*SOURCE RECORDS*
· · · · · · ·

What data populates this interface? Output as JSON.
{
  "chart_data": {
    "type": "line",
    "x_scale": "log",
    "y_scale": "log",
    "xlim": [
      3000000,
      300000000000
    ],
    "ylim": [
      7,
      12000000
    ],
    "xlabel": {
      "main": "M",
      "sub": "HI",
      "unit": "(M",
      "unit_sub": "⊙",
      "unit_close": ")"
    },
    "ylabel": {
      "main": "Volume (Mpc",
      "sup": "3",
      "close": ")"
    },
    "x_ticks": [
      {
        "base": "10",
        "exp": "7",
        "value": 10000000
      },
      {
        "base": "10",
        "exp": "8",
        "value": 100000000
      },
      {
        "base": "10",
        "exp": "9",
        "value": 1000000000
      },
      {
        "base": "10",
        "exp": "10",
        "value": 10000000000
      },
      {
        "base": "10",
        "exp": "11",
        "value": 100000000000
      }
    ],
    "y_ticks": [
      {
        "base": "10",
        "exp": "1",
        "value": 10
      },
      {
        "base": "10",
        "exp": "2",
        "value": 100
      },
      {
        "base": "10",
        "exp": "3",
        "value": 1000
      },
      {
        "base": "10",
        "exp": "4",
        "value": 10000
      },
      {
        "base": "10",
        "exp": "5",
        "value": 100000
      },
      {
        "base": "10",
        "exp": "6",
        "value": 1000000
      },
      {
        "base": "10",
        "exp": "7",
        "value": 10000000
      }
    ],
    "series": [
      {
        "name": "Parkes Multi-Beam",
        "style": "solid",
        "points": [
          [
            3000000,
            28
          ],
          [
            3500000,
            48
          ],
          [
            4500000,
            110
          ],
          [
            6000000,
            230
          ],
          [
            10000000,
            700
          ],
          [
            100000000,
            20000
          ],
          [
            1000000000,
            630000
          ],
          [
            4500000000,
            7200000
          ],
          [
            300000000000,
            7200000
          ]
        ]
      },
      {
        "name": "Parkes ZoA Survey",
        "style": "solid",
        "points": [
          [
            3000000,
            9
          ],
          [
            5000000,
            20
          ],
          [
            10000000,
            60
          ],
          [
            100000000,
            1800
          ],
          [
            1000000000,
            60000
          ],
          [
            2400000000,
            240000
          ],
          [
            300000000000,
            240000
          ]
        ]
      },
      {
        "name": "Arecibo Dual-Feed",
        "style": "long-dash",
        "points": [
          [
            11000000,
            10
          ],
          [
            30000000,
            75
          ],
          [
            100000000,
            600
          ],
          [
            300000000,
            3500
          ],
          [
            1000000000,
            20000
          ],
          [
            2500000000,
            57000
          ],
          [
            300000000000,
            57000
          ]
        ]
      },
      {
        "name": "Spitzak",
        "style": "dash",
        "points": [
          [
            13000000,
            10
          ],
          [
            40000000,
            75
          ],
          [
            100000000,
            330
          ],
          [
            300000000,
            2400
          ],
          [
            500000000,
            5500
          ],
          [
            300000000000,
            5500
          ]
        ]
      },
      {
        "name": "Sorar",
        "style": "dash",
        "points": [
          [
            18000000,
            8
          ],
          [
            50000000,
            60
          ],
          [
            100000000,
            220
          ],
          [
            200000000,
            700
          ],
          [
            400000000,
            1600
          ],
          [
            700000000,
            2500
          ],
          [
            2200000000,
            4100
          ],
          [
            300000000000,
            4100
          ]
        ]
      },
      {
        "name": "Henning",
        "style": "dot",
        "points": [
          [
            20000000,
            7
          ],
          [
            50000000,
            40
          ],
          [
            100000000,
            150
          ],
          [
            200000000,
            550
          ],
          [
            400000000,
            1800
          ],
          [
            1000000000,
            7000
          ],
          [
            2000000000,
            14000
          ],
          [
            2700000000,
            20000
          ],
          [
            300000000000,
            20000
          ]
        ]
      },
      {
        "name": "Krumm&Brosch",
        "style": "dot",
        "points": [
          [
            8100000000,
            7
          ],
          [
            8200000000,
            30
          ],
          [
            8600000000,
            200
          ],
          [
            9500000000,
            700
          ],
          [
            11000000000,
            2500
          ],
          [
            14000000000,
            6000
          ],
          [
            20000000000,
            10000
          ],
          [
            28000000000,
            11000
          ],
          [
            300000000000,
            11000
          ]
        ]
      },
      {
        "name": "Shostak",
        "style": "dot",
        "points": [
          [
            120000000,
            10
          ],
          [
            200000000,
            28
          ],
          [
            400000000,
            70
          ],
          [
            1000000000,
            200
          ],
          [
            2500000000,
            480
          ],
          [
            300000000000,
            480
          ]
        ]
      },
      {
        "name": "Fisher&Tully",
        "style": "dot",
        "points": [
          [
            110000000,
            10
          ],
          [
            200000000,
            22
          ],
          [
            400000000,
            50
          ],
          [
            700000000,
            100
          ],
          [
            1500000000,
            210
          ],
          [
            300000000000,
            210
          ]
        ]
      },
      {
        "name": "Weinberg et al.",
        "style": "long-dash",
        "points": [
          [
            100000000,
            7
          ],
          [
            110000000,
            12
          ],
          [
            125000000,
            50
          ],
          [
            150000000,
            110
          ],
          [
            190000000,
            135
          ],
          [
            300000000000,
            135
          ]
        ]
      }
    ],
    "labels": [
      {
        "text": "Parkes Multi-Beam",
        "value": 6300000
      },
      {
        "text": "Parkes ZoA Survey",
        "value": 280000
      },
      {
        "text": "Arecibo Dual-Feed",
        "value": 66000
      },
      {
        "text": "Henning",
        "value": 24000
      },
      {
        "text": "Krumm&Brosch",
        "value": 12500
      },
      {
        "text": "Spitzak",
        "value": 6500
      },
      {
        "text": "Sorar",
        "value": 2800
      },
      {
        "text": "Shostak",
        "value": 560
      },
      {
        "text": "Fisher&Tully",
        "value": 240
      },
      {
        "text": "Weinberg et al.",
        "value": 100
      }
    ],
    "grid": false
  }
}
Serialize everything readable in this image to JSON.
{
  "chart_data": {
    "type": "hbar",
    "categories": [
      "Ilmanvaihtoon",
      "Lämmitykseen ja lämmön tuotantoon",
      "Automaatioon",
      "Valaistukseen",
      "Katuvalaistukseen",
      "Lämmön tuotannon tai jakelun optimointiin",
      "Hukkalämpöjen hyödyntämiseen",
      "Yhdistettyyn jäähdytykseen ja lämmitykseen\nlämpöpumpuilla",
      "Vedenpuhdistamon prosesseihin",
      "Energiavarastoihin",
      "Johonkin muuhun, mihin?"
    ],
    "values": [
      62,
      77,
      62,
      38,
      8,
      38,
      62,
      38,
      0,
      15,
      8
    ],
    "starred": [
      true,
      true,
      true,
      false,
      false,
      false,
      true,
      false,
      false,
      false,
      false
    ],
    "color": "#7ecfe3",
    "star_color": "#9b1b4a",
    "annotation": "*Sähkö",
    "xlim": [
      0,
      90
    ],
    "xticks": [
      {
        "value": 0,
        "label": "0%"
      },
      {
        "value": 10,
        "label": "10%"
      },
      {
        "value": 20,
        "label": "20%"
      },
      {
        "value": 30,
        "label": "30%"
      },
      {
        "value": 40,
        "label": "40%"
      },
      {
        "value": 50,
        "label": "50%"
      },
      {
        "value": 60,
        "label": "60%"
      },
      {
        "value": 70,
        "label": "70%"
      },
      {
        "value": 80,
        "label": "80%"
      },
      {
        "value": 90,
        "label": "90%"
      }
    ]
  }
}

· · · · · · ·

*EXERCISE INSTRUCTIONS*
Look over the material above and show each line where "Parkes" appears.

*THE COMPLETED TASK*
        "name": "Parkes Multi-Beam",
        "name": "Parkes ZoA Survey",
        "text": "Parkes Multi-Beam",
        "text": "Parkes ZoA Survey",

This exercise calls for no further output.